Images should be left out, and everything else in the listing reproduced exactly.

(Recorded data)
-*-*-

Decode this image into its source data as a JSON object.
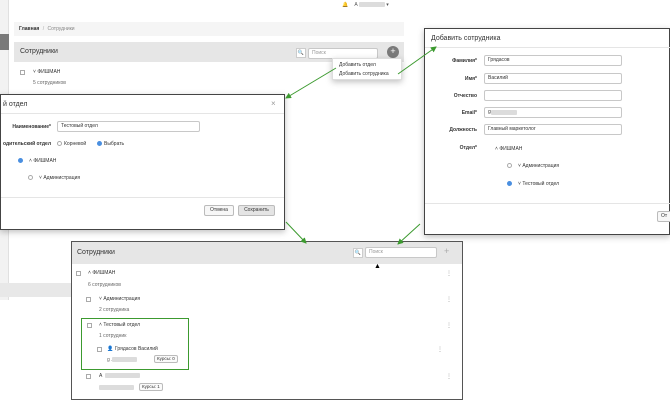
{
  "topbar": {
    "user_prefix": "A",
    "caret": "▾"
  },
  "breadcrumb": {
    "home": "Главная",
    "sep": "/",
    "current": "Сотрудники"
  },
  "bg_panel": {
    "title": "Сотрудники",
    "search_placeholder": "Поиск",
    "root_label": "ФИШМАН",
    "root_count": "5 сотрудников",
    "menu": [
      "Добавить отдел",
      "Добавить сотрудника"
    ]
  },
  "dept_dialog": {
    "title": "й отдел",
    "close": "×",
    "name_label": "Наименование*",
    "name_value": "Тестовый отдел",
    "parent_label": "одительский отдел",
    "opt_root": "Корневой",
    "opt_select": "Выбрать",
    "tree_root": "ФИШМАН",
    "tree_child": "Администрация",
    "cancel": "Отмена",
    "save": "Сохранить"
  },
  "emp_dialog": {
    "title": "Добавить сотрудника",
    "fields": [
      {
        "label": "Фамилия*",
        "value": "Грядасов"
      },
      {
        "label": "Имя*",
        "value": "Василий"
      },
      {
        "label": "Отчество",
        "value": ""
      },
      {
        "label": "Email*",
        "value": "g .com"
      },
      {
        "label": "Должность",
        "value": "Главный маркетолог"
      }
    ],
    "dept_label": "Отдел*",
    "tree_root": "ФИШМАН",
    "tree_child1": "Администрация",
    "tree_child2": "Тестовый отдел",
    "cancel_partial": "От"
  },
  "result_panel": {
    "title": "Сотрудники",
    "search_placeholder": "Поиск",
    "add": "+",
    "root_label": "ФИШМАН",
    "root_count": "6 сотрудников",
    "admin_label": "Администрация",
    "admin_count": "2 сотрудника",
    "test_label": "Тестовый отдел",
    "test_count": "1 сотрудник",
    "emp_name": "Грядасов Василий",
    "emp_email": "g .com",
    "emp_courses": "Курсы: 0",
    "other_prefix": "А",
    "other_courses": "Курсы: 1"
  },
  "colors": {
    "arrow": "#3c9a2f",
    "highlight": "#3c9a2f",
    "accent": "#4a8fe0"
  }
}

-*-*-

▶ **The output**:
Decode this image into its source data as a JSON object.
{
  "topbar": {
    "user_prefix": "A",
    "caret": "▾"
  },
  "breadcrumb": {
    "home": "Главная",
    "sep": "/",
    "current": "Сотрудники"
  },
  "bg_panel": {
    "title": "Сотрудники",
    "search_placeholder": "Поиск",
    "root_label": "ФИШМАН",
    "root_count": "5 сотрудников",
    "menu": [
      "Добавить отдел",
      "Добавить сотрудника"
    ]
  },
  "dept_dialog": {
    "title": "й отдел",
    "close": "×",
    "name_label": "Наименование*",
    "name_value": "Тестовый отдел",
    "parent_label": "одительский отдел",
    "opt_root": "Корневой",
    "opt_select": "Выбрать",
    "tree_root": "ФИШМАН",
    "tree_child": "Администрация",
    "cancel": "Отмена",
    "save": "Сохранить"
  },
  "emp_dialog": {
    "title": "Добавить сотрудника",
    "fields": [
      {
        "label": "Фамилия*",
        "value": "Грядасов"
      },
      {
        "label": "Имя*",
        "value": "Василий"
      },
      {
        "label": "Отчество",
        "value": ""
      },
      {
        "label": "Email*",
        "value": "g .com"
      },
      {
        "label": "Должность",
        "value": "Главный маркетолог"
      }
    ],
    "dept_label": "Отдел*",
    "tree_root": "ФИШМАН",
    "tree_child1": "Администрация",
    "tree_child2": "Тестовый отдел",
    "cancel_partial": "От"
  },
  "result_panel": {
    "title": "Сотрудники",
    "search_placeholder": "Поиск",
    "add": "+",
    "root_label": "ФИШМАН",
    "root_count": "6 сотрудников",
    "admin_label": "Администрация",
    "admin_count": "2 сотрудника",
    "test_label": "Тестовый отдел",
    "test_count": "1 сотрудник",
    "emp_name": "Грядасов Василий",
    "emp_email": "g .com",
    "emp_courses": "Курсы: 0",
    "other_prefix": "А",
    "other_courses": "Курсы: 1"
  },
  "colors": {
    "arrow": "#3c9a2f",
    "highlight": "#3c9a2f",
    "accent": "#4a8fe0"
  }
}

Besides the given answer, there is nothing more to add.